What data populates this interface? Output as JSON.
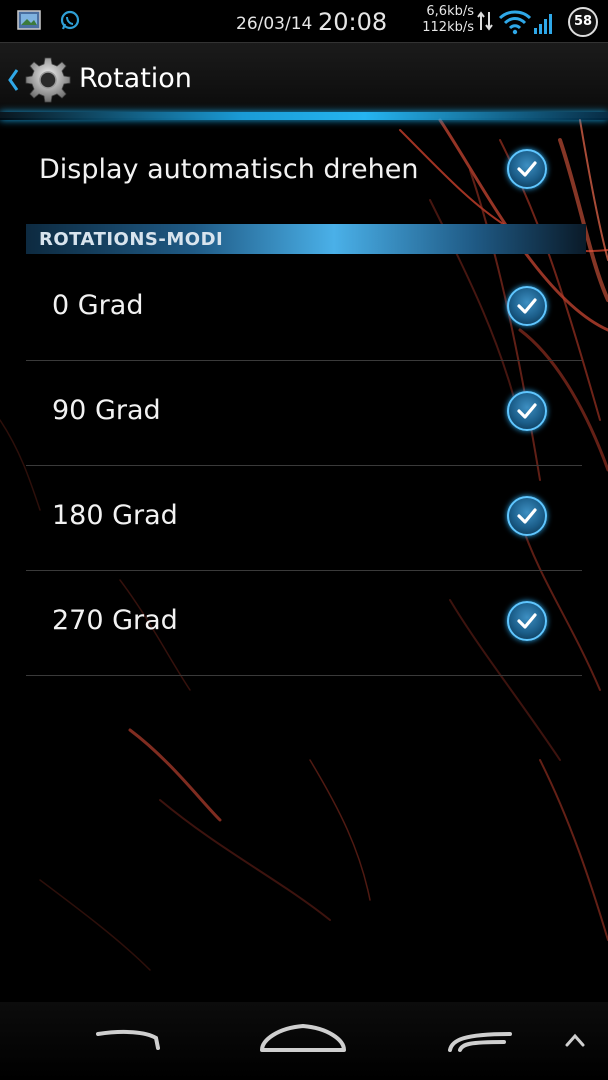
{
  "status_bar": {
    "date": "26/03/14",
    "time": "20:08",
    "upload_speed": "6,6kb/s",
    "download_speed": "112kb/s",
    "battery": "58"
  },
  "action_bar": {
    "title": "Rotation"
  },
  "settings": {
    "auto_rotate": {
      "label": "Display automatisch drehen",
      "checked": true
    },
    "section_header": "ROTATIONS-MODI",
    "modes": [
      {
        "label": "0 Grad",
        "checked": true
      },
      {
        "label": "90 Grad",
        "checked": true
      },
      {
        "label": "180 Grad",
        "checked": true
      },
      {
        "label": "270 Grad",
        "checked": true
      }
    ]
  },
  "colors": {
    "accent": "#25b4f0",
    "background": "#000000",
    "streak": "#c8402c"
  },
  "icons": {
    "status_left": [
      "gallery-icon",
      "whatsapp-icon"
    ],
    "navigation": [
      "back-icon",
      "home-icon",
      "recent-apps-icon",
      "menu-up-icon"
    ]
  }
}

###

▶ **Work instructions**
Report the number of lines in the entries above that include the string "Grad". Give nothing but the number.

▶ **Result**
4